:: WORK ITEM ::
Find each line in the records below that contains the word "sint", and copy it out.

:: Dataset items ::
--

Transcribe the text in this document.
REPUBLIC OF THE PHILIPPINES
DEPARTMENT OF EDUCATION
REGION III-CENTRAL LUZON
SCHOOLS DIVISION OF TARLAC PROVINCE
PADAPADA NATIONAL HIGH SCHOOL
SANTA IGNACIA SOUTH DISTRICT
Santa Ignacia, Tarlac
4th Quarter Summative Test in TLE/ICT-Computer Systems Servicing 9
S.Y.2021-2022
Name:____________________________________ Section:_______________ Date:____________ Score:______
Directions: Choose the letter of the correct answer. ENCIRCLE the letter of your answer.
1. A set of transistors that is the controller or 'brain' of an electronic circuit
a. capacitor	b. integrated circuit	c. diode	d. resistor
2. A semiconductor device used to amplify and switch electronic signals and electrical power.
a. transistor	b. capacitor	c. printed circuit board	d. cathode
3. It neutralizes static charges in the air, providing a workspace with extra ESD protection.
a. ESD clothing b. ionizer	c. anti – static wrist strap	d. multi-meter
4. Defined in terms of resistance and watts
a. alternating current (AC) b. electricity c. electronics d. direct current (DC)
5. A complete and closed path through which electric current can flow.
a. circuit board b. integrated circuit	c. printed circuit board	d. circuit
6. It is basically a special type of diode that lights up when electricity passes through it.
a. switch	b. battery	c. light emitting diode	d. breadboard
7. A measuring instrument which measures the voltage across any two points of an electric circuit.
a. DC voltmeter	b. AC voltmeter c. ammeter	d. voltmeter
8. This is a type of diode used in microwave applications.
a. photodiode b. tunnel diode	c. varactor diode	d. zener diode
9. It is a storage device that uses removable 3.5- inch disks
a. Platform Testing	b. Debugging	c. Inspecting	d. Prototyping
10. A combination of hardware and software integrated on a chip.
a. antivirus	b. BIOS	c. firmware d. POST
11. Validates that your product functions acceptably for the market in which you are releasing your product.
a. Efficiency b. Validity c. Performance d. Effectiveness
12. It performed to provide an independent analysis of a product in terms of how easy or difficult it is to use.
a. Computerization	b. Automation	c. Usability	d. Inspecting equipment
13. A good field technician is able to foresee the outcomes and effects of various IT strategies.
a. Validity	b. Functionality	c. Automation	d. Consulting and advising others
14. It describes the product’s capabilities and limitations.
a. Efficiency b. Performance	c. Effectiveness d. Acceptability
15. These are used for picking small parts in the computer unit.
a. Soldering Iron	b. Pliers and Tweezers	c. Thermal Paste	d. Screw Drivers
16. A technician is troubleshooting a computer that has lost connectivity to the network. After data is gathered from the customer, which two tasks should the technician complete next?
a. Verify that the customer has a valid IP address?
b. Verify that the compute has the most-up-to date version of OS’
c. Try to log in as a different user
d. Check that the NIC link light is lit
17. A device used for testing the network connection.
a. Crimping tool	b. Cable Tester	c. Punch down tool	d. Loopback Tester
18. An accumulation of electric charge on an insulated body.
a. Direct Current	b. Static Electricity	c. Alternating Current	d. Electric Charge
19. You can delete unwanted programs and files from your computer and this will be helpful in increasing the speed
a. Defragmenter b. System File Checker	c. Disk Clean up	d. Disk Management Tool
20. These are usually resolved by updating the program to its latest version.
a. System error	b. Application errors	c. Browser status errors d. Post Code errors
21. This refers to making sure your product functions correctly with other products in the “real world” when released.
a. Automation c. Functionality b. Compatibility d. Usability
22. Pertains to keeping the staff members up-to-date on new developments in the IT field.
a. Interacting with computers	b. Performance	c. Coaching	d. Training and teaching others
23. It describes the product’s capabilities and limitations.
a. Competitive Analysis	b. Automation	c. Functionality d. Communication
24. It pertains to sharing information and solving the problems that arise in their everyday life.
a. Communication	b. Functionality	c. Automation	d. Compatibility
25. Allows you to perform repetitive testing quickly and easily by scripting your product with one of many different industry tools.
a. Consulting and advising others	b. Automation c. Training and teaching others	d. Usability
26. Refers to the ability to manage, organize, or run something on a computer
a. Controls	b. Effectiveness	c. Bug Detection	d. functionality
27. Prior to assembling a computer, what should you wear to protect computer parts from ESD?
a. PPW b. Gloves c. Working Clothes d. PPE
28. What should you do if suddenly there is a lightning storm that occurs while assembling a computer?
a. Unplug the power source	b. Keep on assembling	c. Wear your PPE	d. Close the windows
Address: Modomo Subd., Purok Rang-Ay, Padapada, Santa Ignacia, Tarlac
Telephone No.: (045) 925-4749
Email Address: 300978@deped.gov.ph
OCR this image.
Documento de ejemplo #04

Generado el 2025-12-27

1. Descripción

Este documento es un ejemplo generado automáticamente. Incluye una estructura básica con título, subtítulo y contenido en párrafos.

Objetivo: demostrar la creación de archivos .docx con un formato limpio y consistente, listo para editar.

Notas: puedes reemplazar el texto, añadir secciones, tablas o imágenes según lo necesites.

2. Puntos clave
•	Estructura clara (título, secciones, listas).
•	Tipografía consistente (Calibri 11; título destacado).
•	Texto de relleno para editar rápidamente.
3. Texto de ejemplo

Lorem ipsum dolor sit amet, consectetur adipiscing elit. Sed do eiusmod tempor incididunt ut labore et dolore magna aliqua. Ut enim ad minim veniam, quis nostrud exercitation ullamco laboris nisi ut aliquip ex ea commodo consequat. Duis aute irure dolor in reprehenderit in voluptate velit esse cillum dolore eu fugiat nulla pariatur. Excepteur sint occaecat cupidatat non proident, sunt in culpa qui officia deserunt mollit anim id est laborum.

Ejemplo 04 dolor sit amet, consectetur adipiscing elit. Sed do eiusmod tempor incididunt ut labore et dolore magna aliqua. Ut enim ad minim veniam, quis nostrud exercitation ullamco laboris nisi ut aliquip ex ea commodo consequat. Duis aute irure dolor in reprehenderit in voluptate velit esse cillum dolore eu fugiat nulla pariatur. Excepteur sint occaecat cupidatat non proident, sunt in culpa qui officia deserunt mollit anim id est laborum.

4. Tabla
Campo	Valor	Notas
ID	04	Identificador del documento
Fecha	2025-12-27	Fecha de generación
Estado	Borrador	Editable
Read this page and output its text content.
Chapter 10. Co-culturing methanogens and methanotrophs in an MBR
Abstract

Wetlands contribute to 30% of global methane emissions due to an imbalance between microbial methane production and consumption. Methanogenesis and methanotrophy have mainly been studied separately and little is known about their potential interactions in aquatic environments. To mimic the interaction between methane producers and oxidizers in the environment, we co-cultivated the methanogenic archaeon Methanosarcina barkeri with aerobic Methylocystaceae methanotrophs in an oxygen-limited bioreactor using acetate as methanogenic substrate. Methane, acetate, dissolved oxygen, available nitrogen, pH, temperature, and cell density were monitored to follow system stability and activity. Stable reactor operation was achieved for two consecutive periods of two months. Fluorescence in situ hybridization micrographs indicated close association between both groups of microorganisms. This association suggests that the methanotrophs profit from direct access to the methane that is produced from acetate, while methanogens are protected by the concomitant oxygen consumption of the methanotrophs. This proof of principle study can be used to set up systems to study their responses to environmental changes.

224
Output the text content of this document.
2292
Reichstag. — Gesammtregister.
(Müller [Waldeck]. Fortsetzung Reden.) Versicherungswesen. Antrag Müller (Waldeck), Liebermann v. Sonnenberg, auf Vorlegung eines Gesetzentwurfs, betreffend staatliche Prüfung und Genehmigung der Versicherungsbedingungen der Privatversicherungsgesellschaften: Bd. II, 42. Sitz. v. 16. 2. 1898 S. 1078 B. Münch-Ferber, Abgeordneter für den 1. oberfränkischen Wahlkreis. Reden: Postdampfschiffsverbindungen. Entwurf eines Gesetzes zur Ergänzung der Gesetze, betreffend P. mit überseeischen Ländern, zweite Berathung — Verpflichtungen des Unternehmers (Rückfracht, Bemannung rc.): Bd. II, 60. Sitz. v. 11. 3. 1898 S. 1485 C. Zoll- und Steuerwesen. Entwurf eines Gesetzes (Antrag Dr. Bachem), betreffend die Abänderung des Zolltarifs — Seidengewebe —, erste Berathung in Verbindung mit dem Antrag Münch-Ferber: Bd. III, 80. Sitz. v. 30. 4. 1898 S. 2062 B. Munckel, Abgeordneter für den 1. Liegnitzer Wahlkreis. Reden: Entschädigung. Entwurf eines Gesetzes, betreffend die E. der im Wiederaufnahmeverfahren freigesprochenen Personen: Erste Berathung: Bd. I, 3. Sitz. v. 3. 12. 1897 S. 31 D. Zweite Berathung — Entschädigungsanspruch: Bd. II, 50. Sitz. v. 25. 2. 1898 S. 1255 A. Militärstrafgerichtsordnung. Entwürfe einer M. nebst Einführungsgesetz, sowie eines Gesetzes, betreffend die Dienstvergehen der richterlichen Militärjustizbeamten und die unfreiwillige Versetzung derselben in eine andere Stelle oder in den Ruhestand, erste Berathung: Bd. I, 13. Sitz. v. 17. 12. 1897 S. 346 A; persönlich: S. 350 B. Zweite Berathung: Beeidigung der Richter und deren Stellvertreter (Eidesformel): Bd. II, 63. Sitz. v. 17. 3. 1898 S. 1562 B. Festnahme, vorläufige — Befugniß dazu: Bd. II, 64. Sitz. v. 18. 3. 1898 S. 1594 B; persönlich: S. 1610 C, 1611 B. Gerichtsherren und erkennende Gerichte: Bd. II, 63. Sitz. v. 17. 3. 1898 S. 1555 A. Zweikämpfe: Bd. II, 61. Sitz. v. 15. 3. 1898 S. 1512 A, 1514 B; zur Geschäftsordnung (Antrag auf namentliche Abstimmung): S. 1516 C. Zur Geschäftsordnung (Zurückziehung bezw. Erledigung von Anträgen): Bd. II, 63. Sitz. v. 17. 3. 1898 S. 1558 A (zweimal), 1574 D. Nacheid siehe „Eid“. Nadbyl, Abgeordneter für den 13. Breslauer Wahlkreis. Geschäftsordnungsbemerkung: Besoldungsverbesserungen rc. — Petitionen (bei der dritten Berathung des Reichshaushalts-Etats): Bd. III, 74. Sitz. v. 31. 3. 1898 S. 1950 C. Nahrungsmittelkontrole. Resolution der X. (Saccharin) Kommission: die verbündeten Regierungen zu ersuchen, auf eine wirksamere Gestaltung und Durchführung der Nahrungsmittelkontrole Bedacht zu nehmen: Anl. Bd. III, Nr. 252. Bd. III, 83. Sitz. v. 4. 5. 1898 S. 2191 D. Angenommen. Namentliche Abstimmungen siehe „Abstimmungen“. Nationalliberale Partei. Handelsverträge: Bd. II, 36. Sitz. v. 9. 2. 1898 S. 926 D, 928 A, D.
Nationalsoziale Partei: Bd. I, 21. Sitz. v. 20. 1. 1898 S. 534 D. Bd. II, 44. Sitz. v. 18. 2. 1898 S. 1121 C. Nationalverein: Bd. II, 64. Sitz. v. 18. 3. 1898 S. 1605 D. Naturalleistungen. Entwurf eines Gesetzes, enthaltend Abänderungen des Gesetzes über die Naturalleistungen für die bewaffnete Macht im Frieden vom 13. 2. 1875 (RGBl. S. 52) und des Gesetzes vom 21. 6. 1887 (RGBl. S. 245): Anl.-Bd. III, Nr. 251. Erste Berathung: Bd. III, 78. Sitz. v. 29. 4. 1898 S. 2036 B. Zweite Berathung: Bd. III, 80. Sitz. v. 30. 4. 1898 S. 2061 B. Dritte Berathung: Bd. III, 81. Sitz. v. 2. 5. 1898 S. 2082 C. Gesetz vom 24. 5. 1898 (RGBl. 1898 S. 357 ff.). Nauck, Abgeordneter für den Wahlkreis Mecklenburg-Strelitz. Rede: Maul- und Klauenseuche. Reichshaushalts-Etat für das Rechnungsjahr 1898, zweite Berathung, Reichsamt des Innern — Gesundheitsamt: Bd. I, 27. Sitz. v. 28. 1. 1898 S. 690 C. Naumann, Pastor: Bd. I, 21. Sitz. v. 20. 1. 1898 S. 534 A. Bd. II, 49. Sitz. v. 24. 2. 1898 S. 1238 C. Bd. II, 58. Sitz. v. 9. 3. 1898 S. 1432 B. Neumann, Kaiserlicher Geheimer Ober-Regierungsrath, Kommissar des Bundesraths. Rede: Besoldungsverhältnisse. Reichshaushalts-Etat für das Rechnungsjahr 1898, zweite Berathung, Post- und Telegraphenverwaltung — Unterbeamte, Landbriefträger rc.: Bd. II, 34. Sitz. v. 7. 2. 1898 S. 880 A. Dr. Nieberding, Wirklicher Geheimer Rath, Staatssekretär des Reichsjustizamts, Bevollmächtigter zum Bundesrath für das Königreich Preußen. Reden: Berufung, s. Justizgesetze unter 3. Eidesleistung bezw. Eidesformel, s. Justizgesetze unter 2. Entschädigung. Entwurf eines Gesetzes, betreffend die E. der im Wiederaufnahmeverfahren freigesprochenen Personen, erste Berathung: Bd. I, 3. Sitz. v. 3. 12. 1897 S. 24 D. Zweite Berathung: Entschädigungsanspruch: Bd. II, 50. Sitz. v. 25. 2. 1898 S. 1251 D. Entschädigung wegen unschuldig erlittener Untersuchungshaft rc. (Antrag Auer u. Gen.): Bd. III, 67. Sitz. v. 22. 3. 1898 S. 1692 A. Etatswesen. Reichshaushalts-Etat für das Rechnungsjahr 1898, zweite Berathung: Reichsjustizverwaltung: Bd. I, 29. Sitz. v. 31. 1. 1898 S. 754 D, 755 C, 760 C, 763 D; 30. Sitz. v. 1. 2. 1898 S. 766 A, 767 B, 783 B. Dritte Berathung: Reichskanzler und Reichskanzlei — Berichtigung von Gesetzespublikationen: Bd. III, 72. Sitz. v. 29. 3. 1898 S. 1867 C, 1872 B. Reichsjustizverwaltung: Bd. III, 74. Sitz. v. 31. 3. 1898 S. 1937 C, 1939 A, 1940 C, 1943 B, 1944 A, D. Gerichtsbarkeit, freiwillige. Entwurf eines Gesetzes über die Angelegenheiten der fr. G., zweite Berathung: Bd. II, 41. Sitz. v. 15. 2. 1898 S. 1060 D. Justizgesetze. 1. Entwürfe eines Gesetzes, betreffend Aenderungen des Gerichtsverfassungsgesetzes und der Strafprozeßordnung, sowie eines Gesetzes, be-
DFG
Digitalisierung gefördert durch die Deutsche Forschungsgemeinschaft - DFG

--

:: WORKED SOLUTION ::
Lorem ipsum dolor sit amet, consectetur adipiscing elit. Sed do eiusmod tempor incididunt ut labore et dolore magna aliqua. Ut enim ad minim veniam, quis nostrud exercitation ullamco laboris nisi ut aliquip ex ea commodo consequat. Duis aute irure dolor in reprehenderit in voluptate velit esse cillum dolore eu fugiat nulla pariatur. Excepteur sint occaecat cupidatat non proident, sunt in culpa qui officia deserunt mollit anim id est laborum.
Ejemplo 04 dolor sit amet, consectetur adipiscing elit. Sed do eiusmod tempor incididunt ut labore et dolore magna aliqua. Ut enim ad minim veniam, quis nostrud exercitation ullamco laboris nisi ut aliquip ex ea commodo consequat. Duis aute irure dolor in reprehenderit in voluptate velit esse cillum dolore eu fugiat nulla pariatur. Excepteur sint occaecat cupidatat non proident, sunt in culpa qui officia deserunt mollit anim id est laborum.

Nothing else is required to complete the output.